WORK INSTRUCTIONS
Read through the entries below and return each line with the word "class".

GIVEN INFORMATION
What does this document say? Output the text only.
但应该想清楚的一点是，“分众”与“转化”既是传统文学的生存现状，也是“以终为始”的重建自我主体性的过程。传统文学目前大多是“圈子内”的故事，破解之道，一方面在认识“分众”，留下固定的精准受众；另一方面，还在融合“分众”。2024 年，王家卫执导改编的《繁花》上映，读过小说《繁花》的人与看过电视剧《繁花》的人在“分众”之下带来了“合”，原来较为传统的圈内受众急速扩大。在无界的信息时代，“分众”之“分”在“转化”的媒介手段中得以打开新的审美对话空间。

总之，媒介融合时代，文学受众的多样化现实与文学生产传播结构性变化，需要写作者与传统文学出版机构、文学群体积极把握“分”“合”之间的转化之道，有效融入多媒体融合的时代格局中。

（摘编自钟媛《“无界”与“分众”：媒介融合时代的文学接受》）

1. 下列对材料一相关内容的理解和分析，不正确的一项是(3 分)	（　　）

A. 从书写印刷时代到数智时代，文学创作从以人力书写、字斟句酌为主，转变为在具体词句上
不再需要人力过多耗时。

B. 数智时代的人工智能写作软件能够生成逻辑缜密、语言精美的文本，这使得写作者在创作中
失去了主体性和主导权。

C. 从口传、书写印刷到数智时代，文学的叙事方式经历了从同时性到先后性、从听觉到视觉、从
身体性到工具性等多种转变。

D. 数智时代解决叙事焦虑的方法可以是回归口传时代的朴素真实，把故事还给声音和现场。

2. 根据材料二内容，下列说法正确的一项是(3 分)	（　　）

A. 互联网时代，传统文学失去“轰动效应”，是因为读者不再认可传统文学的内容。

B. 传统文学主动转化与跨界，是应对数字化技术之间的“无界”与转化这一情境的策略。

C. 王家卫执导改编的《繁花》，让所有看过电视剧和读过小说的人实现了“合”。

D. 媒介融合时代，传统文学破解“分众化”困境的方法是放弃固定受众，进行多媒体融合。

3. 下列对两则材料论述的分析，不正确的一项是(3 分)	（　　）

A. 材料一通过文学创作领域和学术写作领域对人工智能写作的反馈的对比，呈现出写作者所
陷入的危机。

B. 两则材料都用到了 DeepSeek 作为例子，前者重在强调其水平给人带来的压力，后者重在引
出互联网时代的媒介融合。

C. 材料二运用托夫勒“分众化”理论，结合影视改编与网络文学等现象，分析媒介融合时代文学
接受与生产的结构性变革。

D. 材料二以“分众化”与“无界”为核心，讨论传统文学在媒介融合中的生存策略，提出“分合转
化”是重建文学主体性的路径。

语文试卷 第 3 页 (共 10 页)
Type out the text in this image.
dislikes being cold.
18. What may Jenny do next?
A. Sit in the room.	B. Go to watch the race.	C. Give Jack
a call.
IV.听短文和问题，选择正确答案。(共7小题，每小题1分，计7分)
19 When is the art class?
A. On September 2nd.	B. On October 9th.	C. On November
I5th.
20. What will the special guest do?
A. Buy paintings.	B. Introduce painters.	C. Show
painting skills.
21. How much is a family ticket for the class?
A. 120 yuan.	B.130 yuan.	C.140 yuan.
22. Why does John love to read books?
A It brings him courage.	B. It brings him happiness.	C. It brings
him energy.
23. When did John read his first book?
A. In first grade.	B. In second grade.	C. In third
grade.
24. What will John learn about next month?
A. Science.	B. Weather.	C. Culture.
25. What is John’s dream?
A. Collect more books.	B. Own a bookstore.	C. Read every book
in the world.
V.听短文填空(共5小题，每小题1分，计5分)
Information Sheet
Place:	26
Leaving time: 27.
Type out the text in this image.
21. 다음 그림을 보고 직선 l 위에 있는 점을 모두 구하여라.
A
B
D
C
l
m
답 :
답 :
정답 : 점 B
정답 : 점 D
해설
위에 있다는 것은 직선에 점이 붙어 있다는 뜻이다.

SOLUTION TO THE PROBLEM
19 When is the art class?
21. How much is a family ticket for the class?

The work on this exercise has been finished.